What you have to do - Please repeat all of the listing exactly.

Supplied material -
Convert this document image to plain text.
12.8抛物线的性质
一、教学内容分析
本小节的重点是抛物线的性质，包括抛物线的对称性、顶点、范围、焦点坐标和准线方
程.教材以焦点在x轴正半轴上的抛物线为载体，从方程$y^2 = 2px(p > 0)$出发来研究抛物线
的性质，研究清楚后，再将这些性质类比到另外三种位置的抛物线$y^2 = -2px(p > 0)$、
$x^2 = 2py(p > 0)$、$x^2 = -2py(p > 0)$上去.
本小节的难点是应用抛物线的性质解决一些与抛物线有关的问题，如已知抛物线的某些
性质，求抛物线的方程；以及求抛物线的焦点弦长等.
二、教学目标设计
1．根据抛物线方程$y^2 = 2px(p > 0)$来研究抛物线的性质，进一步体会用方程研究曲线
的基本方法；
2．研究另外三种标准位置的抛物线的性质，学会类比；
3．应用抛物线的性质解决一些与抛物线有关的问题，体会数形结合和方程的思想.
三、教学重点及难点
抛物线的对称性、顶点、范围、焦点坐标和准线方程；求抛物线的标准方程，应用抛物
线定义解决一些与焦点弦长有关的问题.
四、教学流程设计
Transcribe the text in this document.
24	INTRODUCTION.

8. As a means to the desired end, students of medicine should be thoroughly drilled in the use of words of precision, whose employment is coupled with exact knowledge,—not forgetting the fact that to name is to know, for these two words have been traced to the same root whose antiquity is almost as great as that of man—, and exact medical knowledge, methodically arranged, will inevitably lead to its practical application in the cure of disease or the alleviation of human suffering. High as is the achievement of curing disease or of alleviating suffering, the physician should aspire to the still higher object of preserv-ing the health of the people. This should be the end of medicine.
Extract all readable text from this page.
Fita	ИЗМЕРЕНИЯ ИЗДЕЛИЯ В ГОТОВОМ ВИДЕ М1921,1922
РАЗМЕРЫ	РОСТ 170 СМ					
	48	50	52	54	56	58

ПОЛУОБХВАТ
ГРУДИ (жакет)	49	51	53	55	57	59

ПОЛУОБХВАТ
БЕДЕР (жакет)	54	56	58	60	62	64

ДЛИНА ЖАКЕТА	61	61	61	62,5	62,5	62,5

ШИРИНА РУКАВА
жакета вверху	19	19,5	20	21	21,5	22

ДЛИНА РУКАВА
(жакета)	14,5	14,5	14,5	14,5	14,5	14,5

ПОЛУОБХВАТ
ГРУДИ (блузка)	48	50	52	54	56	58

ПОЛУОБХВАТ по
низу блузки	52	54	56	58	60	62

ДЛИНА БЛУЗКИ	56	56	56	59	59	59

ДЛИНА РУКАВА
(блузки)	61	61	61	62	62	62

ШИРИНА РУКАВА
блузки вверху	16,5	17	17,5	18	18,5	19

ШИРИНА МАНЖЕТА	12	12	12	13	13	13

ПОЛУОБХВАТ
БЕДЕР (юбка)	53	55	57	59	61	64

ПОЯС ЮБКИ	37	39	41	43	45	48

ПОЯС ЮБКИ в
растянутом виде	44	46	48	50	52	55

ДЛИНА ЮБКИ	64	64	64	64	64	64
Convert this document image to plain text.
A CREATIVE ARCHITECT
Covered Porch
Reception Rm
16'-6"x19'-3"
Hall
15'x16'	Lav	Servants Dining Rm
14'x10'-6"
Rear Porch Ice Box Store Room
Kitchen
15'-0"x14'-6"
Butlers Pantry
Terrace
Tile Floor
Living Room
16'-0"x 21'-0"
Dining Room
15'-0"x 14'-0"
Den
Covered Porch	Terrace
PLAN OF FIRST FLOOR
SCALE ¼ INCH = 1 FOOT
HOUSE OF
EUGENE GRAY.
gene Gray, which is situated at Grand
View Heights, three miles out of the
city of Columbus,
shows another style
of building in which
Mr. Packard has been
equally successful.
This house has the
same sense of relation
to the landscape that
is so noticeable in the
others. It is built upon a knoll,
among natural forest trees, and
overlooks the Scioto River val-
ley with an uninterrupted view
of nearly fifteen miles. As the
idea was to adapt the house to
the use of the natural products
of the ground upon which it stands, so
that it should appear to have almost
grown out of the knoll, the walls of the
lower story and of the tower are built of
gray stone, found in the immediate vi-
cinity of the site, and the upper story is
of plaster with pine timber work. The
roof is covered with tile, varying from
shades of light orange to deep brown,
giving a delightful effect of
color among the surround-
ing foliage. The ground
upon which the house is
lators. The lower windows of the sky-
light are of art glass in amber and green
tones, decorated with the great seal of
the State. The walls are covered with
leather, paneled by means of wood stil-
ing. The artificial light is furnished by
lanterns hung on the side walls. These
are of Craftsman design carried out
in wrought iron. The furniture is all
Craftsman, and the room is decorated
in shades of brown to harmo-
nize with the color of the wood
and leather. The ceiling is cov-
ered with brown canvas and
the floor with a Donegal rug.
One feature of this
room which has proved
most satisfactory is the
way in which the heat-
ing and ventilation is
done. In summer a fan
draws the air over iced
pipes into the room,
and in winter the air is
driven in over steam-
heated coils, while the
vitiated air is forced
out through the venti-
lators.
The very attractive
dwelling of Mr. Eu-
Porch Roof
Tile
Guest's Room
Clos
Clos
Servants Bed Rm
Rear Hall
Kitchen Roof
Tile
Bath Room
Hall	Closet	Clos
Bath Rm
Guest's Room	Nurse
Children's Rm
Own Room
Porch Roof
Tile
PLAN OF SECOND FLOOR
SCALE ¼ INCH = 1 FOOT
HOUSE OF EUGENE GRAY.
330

Written solution -
Convert this document image to plain text.
12.8抛物线的性质
一、教学内容分析
本小节的重点是抛物线的性质，包括抛物线的对称性、顶点、范围、焦点坐标和准线方
程.教材以焦点在x轴正半轴上的抛物线为载体，从方程$y^2 = 2px(p > 0)$出发来研究抛物线
的性质，研究清楚后，再将这些性质类比到另外三种位置的抛物线$y^2 = -2px(p > 0)$、
$x^2 = 2py(p > 0)$、$x^2 = -2py(p > 0)$上去.
本小节的难点是应用抛物线的性质解决一些与抛物线有关的问题，如已知抛物线的某些
性质，求抛物线的方程；以及求抛物线的焦点弦长等.
二、教学目标设计
1．根据抛物线方程$y^2 = 2px(p > 0)$来研究抛物线的性质，进一步体会用方程研究曲线
的基本方法；
2．研究另外三种标准位置的抛物线的性质，学会类比；
3．应用抛物线的性质解决一些与抛物线有关的问题，体会数形结合和方程的思想.
三、教学重点及难点
抛物线的对称性、顶点、范围、焦点坐标和准线方程；求抛物线的标准方程，应用抛物
线定义解决一些与焦点弦长有关的问题.
四、教学流程设计
Transcribe the text in this document.
24	INTRODUCTION.

8. As a means to the desired end, students of medicine should be thoroughly drilled in the use of words of precision, whose employment is coupled with exact knowledge,—not forgetting the fact that to name is to know, for these two words have been traced to the same root whose antiquity is almost as great as that of man—, and exact medical knowledge, methodically arranged, will inevitably lead to its practical application in the cure of disease or the alleviation of human suffering. High as is the achievement of curing disease or of alleviating suffering, the physician should aspire to the still higher object of preserv-ing the health of the people. This should be the end of medicine.
Extract all readable text from this page.
Fita	ИЗМЕРЕНИЯ ИЗДЕЛИЯ В ГОТОВОМ ВИДЕ М1921,1922
РАЗМЕРЫ	РОСТ 170 СМ					
	48	50	52	54	56	58

ПОЛУОБХВАТ
ГРУДИ (жакет)	49	51	53	55	57	59

ПОЛУОБХВАТ
БЕДЕР (жакет)	54	56	58	60	62	64

ДЛИНА ЖАКЕТА	61	61	61	62,5	62,5	62,5

ШИРИНА РУКАВА
жакета вверху	19	19,5	20	21	21,5	22

ДЛИНА РУКАВА
(жакета)	14,5	14,5	14,5	14,5	14,5	14,5

ПОЛУОБХВАТ
ГРУДИ (блузка)	48	50	52	54	56	58

ПОЛУОБХВАТ по
низу блузки	52	54	56	58	60	62

ДЛИНА БЛУЗКИ	56	56	56	59	59	59

ДЛИНА РУКАВА
(блузки)	61	61	61	62	62	62

ШИРИНА РУКАВА
блузки вверху	16,5	17	17,5	18	18,5	19

ШИРИНА МАНЖЕТА	12	12	12	13	13	13

ПОЛУОБХВАТ
БЕДЕР (юбка)	53	55	57	59	61	64

ПОЯС ЮБКИ	37	39	41	43	45	48

ПОЯС ЮБКИ в
растянутом виде	44	46	48	50	52	55

ДЛИНА ЮБКИ	64	64	64	64	64	64
Convert this document image to plain text.
A CREATIVE ARCHITECT
Covered Porch
Reception Rm
16'-6"x19'-3"
Hall
15'x16'	Lav	Servants Dining Rm
14'x10'-6"
Rear Porch Ice Box Store Room
Kitchen
15'-0"x14'-6"
Butlers Pantry
Terrace
Tile Floor
Living Room
16'-0"x 21'-0"
Dining Room
15'-0"x 14'-0"
Den
Covered Porch	Terrace
PLAN OF FIRST FLOOR
SCALE ¼ INCH = 1 FOOT
HOUSE OF
EUGENE GRAY.
gene Gray, which is situated at Grand
View Heights, three miles out of the
city of Columbus,
shows another style
of building in which
Mr. Packard has been
equally successful.
This house has the
same sense of relation
to the landscape that
is so noticeable in the
others. It is built upon a knoll,
among natural forest trees, and
overlooks the Scioto River val-
ley with an uninterrupted view
of nearly fifteen miles. As the
idea was to adapt the house to
the use of the natural products
of the ground upon which it stands, so
that it should appear to have almost
grown out of the knoll, the walls of the
lower story and of the tower are built of
gray stone, found in the immediate vi-
cinity of the site, and the upper story is
of plaster with pine timber work. The
roof is covered with tile, varying from
shades of light orange to deep brown,
giving a delightful effect of
color among the surround-
ing foliage. The ground
upon which the house is
lators. The lower windows of the sky-
light are of art glass in amber and green
tones, decorated with the great seal of
the State. The walls are covered with
leather, paneled by means of wood stil-
ing. The artificial light is furnished by
lanterns hung on the side walls. These
are of Craftsman design carried out
in wrought iron. The furniture is all
Craftsman, and the room is decorated
in shades of brown to harmo-
nize with the color of the wood
and leather. The ceiling is cov-
ered with brown canvas and
the floor with a Donegal rug.
One feature of this
room which has proved
most satisfactory is the
way in which the heat-
ing and ventilation is
done. In summer a fan
draws the air over iced
pipes into the room,
and in winter the air is
driven in over steam-
heated coils, while the
vitiated air is forced
out through the venti-
lators.
The very attractive
dwelling of Mr. Eu-
Porch Roof
Tile
Guest's Room
Clos
Clos
Servants Bed Rm
Rear Hall
Kitchen Roof
Tile
Bath Room
Hall	Closet	Clos
Bath Rm
Guest's Room	Nurse
Children's Rm
Own Room
Porch Roof
Tile
PLAN OF SECOND FLOOR
SCALE ¼ INCH = 1 FOOT
HOUSE OF EUGENE GRAY.
330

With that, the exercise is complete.